-------- STORED ROWS --------

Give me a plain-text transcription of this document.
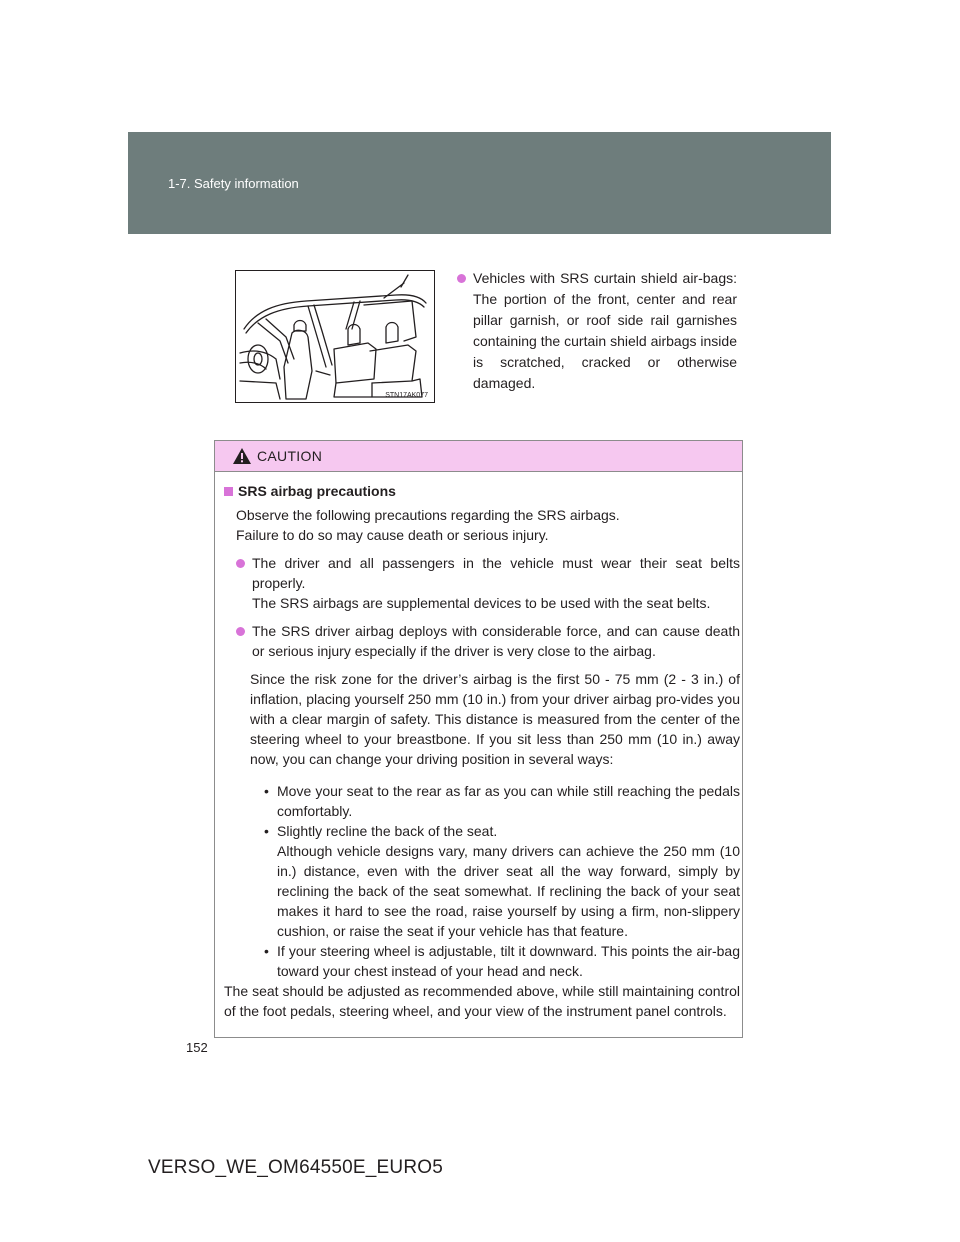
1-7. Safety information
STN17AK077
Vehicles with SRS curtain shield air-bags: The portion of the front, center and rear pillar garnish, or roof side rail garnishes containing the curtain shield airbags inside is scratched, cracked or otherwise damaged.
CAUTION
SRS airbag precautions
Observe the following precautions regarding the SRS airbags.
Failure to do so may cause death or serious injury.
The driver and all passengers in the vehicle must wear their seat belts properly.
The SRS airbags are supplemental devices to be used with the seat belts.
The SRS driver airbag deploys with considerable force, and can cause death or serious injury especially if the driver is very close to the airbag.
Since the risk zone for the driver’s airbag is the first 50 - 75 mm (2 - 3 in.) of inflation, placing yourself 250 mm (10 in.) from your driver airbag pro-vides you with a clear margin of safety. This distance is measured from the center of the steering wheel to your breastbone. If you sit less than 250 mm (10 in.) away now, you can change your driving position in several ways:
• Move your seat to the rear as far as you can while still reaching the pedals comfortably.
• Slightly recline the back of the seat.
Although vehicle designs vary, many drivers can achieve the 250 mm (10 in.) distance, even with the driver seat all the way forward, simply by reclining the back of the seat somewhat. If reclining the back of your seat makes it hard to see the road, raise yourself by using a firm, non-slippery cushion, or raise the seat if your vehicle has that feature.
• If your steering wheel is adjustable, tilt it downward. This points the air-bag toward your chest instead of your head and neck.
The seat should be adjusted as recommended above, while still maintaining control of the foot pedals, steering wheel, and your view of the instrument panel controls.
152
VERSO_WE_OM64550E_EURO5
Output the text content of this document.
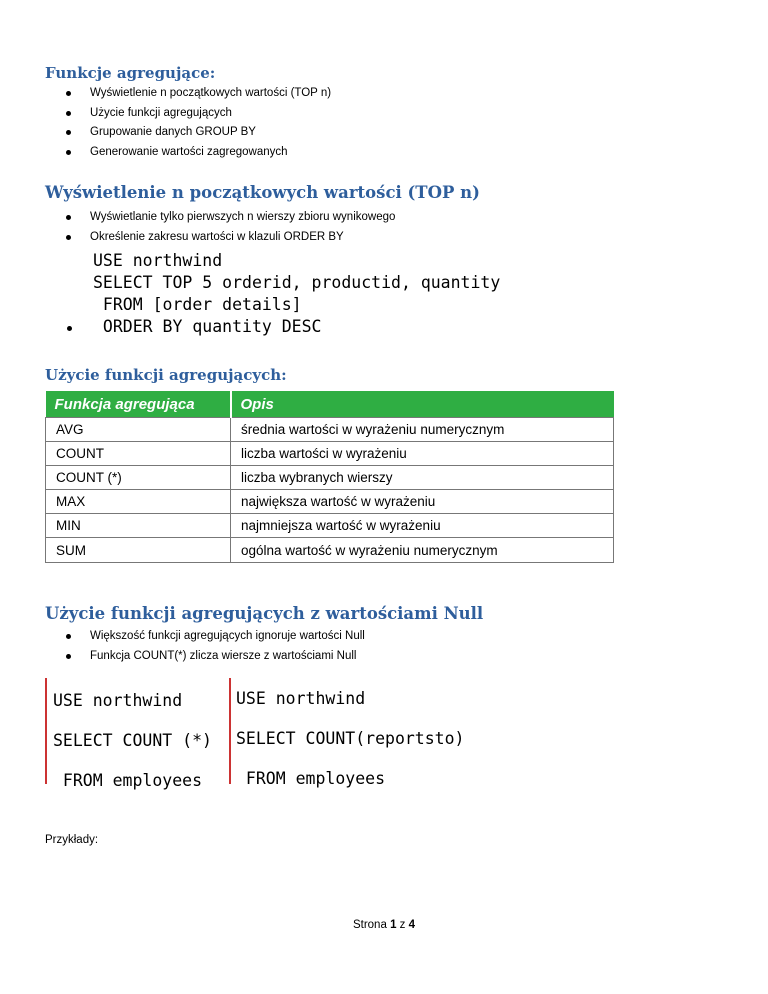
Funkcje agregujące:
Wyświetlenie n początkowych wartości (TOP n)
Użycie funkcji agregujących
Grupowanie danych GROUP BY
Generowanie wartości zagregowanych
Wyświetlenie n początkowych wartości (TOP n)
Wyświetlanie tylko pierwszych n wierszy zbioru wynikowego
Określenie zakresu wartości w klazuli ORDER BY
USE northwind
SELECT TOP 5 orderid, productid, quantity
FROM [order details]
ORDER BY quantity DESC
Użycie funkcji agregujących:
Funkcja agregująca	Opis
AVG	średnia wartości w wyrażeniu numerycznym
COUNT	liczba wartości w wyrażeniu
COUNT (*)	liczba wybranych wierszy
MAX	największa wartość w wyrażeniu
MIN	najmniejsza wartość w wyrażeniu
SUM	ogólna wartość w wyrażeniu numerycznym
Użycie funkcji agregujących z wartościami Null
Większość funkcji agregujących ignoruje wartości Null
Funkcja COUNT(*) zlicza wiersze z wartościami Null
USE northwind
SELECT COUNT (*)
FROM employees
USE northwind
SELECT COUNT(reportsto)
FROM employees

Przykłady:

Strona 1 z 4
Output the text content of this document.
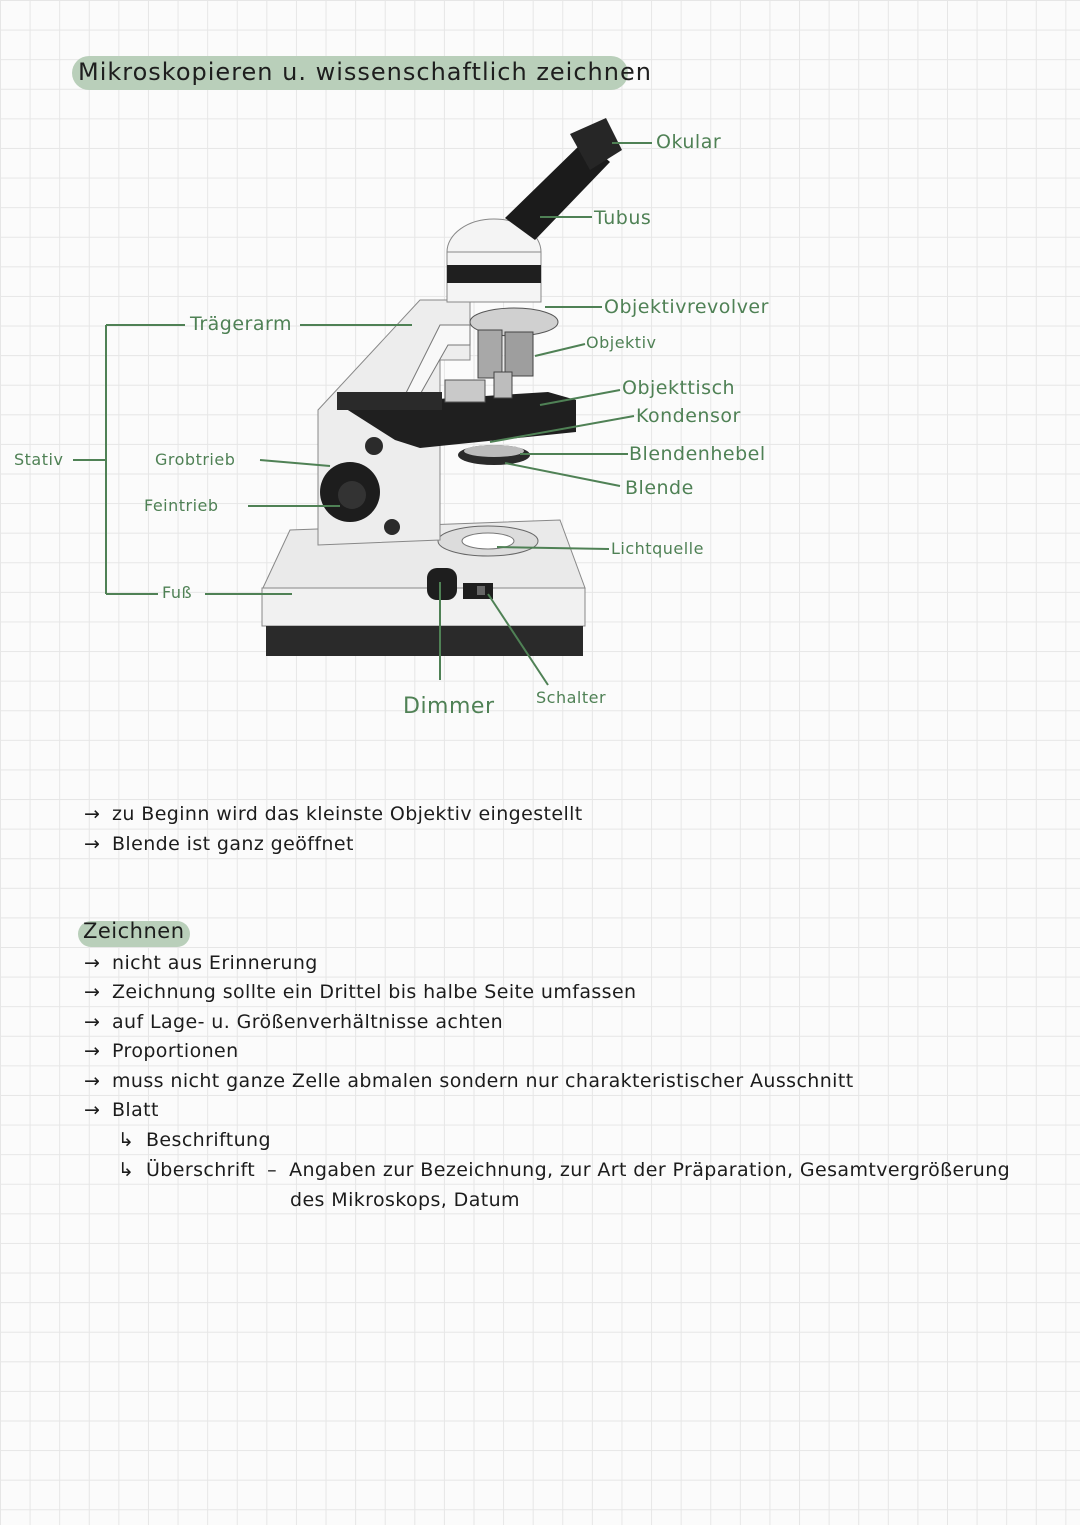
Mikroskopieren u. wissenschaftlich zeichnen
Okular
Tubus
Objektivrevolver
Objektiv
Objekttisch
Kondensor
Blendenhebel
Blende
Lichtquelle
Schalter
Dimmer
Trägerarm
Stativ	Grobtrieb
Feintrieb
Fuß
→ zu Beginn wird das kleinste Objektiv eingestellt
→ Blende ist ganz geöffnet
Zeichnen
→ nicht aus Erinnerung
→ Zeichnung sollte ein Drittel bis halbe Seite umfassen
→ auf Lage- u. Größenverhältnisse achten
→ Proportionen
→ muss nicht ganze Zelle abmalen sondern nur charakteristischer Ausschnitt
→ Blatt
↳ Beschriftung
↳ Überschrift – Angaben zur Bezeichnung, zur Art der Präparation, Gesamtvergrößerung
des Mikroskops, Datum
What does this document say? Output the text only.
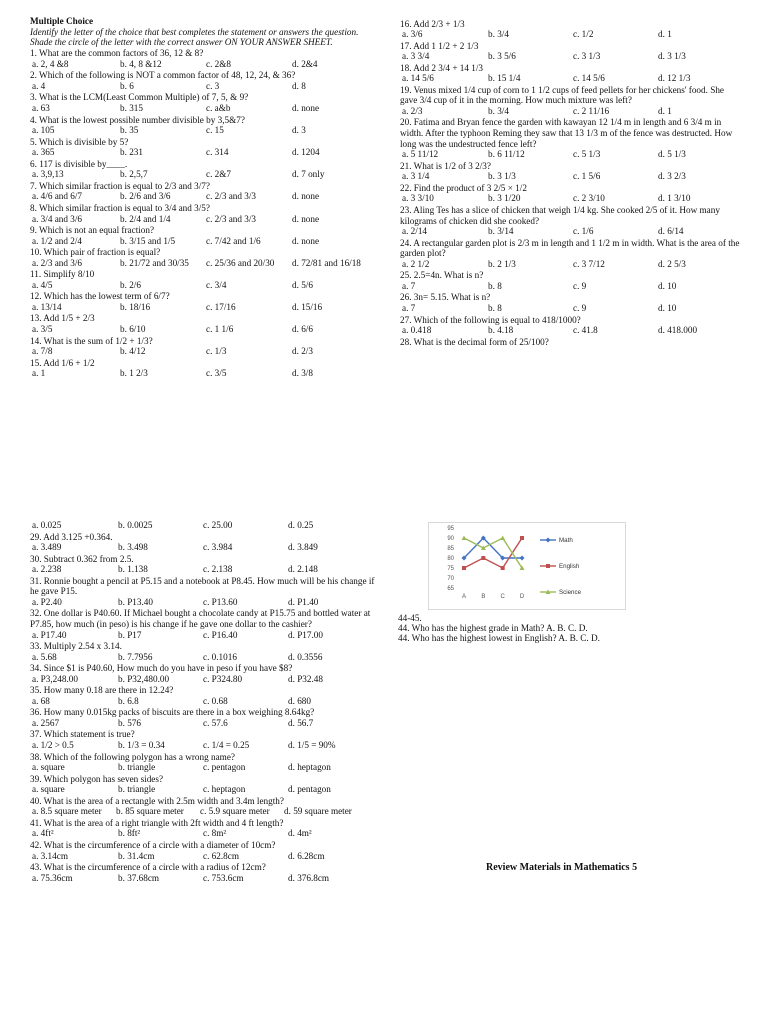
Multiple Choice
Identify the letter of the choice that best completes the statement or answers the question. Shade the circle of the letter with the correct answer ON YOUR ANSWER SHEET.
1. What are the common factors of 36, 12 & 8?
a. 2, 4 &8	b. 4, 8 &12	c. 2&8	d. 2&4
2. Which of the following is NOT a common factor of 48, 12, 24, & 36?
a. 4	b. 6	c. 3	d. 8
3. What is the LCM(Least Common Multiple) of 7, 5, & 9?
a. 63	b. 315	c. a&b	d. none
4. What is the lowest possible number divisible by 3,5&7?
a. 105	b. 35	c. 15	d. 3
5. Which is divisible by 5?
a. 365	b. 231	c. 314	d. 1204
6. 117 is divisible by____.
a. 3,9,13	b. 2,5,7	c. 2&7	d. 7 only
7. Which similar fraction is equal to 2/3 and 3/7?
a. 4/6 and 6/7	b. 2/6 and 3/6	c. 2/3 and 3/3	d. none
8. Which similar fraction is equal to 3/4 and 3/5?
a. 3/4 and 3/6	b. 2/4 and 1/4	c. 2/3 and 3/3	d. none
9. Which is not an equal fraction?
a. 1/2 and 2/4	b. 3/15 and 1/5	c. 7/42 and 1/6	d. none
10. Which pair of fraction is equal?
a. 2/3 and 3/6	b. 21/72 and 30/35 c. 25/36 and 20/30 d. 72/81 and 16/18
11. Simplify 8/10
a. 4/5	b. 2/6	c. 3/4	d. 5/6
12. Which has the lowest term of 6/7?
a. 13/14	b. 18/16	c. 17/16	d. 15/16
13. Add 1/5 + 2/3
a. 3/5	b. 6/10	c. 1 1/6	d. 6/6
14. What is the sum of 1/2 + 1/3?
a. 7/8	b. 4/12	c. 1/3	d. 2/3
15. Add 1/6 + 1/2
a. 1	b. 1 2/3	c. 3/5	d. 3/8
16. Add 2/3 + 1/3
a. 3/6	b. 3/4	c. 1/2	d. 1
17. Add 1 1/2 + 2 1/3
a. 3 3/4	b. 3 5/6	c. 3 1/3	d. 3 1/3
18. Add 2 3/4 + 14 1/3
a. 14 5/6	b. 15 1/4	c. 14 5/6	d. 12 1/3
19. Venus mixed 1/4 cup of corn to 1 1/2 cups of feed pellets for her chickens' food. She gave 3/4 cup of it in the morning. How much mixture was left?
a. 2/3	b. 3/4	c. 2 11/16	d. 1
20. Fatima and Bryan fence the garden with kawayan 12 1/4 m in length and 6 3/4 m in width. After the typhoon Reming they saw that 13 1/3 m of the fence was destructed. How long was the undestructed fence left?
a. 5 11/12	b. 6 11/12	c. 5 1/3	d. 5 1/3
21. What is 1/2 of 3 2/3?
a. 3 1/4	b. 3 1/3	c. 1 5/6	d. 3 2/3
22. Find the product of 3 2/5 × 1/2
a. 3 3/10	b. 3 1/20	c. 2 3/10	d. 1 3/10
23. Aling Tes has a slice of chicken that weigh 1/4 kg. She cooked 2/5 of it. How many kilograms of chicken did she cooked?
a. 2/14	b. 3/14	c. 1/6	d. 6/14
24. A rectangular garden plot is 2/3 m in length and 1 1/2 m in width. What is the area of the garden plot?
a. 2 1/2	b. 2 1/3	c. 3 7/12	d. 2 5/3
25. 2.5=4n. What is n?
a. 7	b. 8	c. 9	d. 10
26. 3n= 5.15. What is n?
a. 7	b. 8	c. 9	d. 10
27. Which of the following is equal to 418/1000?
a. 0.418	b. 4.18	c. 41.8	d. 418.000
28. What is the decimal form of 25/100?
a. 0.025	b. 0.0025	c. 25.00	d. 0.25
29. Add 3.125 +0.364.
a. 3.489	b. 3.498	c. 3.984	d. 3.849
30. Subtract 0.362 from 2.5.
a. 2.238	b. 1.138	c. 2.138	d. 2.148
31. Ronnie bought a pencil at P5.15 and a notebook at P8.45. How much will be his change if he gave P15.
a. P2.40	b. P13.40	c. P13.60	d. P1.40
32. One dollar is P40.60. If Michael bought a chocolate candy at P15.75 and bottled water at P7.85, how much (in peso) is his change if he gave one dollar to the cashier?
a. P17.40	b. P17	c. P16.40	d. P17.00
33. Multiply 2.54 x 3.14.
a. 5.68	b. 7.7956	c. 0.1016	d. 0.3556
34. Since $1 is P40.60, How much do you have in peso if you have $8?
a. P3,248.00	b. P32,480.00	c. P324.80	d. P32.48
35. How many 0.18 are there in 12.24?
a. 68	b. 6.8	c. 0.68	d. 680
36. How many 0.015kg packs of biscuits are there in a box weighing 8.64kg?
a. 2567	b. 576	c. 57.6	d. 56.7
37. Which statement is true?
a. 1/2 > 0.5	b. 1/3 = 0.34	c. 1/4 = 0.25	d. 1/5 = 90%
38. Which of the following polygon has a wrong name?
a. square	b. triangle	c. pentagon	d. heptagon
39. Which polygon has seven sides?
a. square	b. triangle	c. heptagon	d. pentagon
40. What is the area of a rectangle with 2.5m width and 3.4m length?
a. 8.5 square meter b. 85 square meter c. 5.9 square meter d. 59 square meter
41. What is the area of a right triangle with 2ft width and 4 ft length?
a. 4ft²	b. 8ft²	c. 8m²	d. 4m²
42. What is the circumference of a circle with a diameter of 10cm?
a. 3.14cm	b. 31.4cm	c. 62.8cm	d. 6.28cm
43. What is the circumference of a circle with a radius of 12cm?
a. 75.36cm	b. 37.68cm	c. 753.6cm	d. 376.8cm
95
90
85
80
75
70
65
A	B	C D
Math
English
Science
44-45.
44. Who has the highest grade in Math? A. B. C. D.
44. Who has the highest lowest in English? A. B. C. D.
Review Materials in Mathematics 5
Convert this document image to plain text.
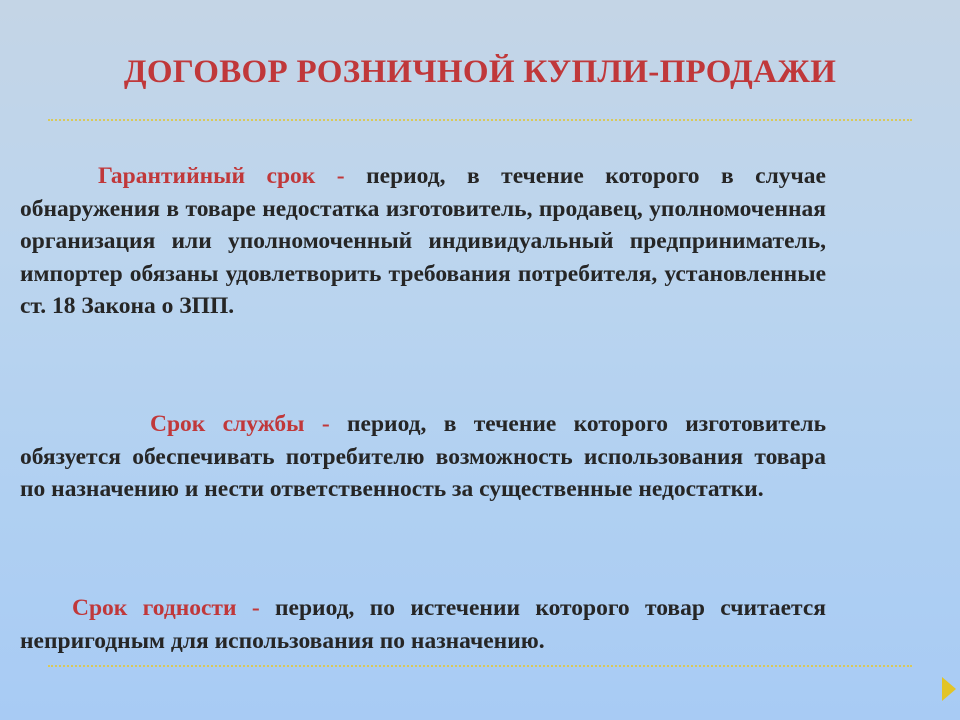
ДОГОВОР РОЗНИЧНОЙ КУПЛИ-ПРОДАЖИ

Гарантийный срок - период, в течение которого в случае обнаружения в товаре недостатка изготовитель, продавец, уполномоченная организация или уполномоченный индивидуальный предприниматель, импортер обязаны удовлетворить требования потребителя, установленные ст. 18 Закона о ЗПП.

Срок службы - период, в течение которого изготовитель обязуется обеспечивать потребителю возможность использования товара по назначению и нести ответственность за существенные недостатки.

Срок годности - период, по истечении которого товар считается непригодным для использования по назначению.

--------

TO BE DONE:
Examine the records and report how many lines contain the string "highest". Only the number should be given.

RESULT:
2